● Prompt:
Copy out each line below that has the word "color" in it.

● Given entries:
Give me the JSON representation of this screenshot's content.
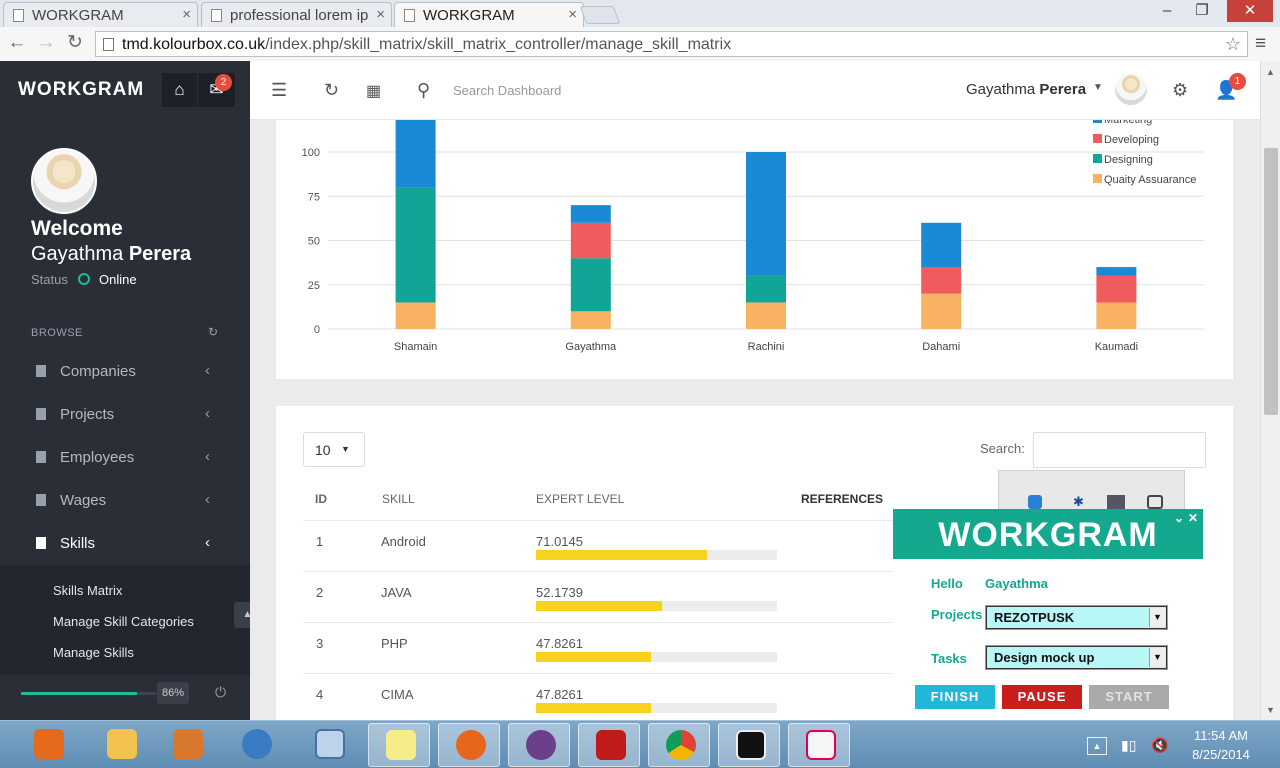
{
  "browser": {
    "tabs": [
      {
        "title": "WORKGRAM",
        "close": "×"
      },
      {
        "title": "professional lorem ip",
        "close": "×"
      },
      {
        "title": "WORKGRAM",
        "close": "×"
      }
    ],
    "window_controls": {
      "minimize": "–",
      "maximize": "❐",
      "close": "✕"
    },
    "url_host": "tmd.kolourbox.co.uk",
    "url_path": "/index.php/skill_matrix/skill_matrix_controller/manage_skill_matrix",
    "back": "←",
    "forward": "→",
    "reload": "↻",
    "star": "☆",
    "menu": "≡"
  },
  "sidebar": {
    "brand": "WORKGRAM",
    "mail_badge": "2",
    "welcome": "Welcome",
    "first_name": "Gayathma",
    "last_name": "Perera",
    "status_label": "Status",
    "status_value": "Online",
    "browse_label": "BROWSE",
    "menu": [
      {
        "label": "Companies",
        "chevron": "‹"
      },
      {
        "label": "Projects",
        "chevron": "‹"
      },
      {
        "label": "Employees",
        "chevron": "‹"
      },
      {
        "label": "Wages",
        "chevron": "‹"
      },
      {
        "label": "Skills",
        "chevron": "‹"
      }
    ],
    "submenu": [
      "Skills Matrix",
      "Manage Skill Categories",
      "Manage Skills"
    ],
    "progress_percent": "86%",
    "progress_value": 0.86
  },
  "topbar": {
    "search_placeholder": "Search Dashboard",
    "user_first": "Gayathma",
    "user_last": "Perera",
    "notification_badge": "1"
  },
  "chart_data": {
    "type": "bar",
    "stacked": true,
    "categories": [
      "Shamain",
      "Gayathma",
      "Rachini",
      "Dahami",
      "Kaumadi"
    ],
    "series": [
      {
        "name": "Quaity Assuarance",
        "color": "#f8b262",
        "values": [
          15,
          10,
          15,
          20,
          15
        ]
      },
      {
        "name": "Designing",
        "color": "#10a596",
        "values": [
          65,
          30,
          15,
          0,
          0
        ]
      },
      {
        "name": "Developing",
        "color": "#f05b5f",
        "values": [
          0,
          20,
          0,
          15,
          15
        ]
      },
      {
        "name": "Marketing",
        "color": "#1b8ad6",
        "values": [
          40,
          10,
          70,
          25,
          5
        ]
      }
    ],
    "yticks": [
      "0",
      "25",
      "50",
      "75",
      "100"
    ],
    "ylim": [
      0,
      100
    ],
    "legend_position": "top-right",
    "grid": true
  },
  "table": {
    "length_value": "10",
    "search_label": "Search:",
    "columns": [
      "ID",
      "SKILL",
      "EXPERT LEVEL",
      "REFERENCES"
    ],
    "rows": [
      {
        "id": "1",
        "skill": "Android",
        "level": "71.0145",
        "pct": 71.0145
      },
      {
        "id": "2",
        "skill": "JAVA",
        "level": "52.1739",
        "pct": 52.1739
      },
      {
        "id": "3",
        "skill": "PHP",
        "level": "47.8261",
        "pct": 47.8261
      },
      {
        "id": "4",
        "skill": "CIMA",
        "level": "47.8261",
        "pct": 47.8261
      }
    ]
  },
  "widget": {
    "logo": "WORKGRAM",
    "hello_label": "Hello",
    "hello_name": "Gayathma",
    "projects_label": "Projects",
    "project_value": "REZOTPUSK",
    "tasks_label": "Tasks",
    "task_value": "Design mock up",
    "finish": "FINISH",
    "pause": "PAUSE",
    "start": "START"
  },
  "taskbar": {
    "time": "11:54 AM",
    "date": "8/25/2014"
  }
}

● Output of the task:
        "color": "#f8b262",
        "color": "#10a596",
        "color": "#f05b5f",
        "color": "#1b8ad6",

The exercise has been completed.